#### DATA
---*---

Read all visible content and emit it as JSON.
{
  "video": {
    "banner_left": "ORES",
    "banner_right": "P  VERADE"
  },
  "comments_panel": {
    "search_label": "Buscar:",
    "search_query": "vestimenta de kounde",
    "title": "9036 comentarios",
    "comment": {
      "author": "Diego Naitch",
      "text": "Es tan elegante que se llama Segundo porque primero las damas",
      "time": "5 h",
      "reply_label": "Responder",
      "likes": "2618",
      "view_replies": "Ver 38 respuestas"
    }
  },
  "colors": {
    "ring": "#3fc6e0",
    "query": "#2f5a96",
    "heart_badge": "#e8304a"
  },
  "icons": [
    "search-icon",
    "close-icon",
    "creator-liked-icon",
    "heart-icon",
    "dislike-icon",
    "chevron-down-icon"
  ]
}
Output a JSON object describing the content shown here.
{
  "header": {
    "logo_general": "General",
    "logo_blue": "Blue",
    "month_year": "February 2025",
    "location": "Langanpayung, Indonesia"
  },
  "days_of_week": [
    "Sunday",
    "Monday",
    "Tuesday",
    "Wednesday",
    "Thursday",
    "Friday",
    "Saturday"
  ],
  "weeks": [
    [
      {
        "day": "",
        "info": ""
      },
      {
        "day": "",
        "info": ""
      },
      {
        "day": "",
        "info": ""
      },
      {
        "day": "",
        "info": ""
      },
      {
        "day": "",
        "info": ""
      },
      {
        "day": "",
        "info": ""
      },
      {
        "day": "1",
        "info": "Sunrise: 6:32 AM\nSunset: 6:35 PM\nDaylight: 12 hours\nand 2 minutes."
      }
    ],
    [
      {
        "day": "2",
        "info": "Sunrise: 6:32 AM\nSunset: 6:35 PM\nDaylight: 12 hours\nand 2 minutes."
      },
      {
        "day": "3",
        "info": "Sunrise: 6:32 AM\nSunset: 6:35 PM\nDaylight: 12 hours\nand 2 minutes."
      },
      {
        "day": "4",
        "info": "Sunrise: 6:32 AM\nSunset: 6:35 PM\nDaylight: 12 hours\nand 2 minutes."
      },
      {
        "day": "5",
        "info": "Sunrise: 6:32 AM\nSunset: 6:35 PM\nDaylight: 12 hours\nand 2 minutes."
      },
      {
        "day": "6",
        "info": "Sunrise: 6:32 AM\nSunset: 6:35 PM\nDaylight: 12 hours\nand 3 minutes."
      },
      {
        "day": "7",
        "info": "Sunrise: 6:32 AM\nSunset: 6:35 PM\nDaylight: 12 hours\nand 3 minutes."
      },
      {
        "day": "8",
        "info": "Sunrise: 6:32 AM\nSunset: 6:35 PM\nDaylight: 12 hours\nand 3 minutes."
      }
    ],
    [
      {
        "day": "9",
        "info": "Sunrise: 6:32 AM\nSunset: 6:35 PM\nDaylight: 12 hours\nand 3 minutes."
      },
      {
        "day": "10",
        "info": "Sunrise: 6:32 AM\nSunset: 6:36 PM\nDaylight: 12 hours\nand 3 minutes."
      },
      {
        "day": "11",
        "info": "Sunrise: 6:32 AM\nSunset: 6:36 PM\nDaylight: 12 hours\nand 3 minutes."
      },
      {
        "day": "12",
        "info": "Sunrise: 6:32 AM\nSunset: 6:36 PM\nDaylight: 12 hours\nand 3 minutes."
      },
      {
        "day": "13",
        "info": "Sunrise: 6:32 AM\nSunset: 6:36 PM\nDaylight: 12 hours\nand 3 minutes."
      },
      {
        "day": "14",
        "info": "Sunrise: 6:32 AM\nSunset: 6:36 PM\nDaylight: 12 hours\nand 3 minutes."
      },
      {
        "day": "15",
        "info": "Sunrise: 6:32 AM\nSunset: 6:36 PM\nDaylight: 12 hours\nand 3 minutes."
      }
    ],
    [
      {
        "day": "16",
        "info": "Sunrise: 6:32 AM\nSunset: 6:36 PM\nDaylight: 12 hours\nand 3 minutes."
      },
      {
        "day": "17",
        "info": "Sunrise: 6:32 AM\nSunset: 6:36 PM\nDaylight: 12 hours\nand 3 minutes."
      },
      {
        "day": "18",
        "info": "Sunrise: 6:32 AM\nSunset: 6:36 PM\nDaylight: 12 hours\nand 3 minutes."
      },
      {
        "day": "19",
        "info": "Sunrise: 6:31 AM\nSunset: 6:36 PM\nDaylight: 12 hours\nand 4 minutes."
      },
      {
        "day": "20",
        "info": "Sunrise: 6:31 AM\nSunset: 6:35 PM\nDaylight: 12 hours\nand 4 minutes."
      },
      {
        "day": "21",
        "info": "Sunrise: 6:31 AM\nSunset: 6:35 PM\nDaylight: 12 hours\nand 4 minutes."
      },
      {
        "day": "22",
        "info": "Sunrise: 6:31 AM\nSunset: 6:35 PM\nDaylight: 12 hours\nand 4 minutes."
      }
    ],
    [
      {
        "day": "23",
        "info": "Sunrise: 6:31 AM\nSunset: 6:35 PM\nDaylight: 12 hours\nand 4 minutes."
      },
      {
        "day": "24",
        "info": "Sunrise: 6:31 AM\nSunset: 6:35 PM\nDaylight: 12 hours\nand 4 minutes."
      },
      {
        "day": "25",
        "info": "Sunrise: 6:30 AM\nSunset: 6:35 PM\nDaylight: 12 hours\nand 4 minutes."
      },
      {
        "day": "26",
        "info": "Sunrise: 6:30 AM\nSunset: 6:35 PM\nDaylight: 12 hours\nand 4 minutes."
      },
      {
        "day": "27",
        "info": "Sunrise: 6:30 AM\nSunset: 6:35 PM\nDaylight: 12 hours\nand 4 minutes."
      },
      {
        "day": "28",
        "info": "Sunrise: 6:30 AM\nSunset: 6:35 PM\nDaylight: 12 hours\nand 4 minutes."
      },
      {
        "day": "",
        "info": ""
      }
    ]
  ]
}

---*---

#### DO THIS
Check each line above for the word "content" and copy the ones that have it.

#### CORRECT ANSWER
Read all visible content and emit it as JSON.
Output a JSON object describing the content shown here.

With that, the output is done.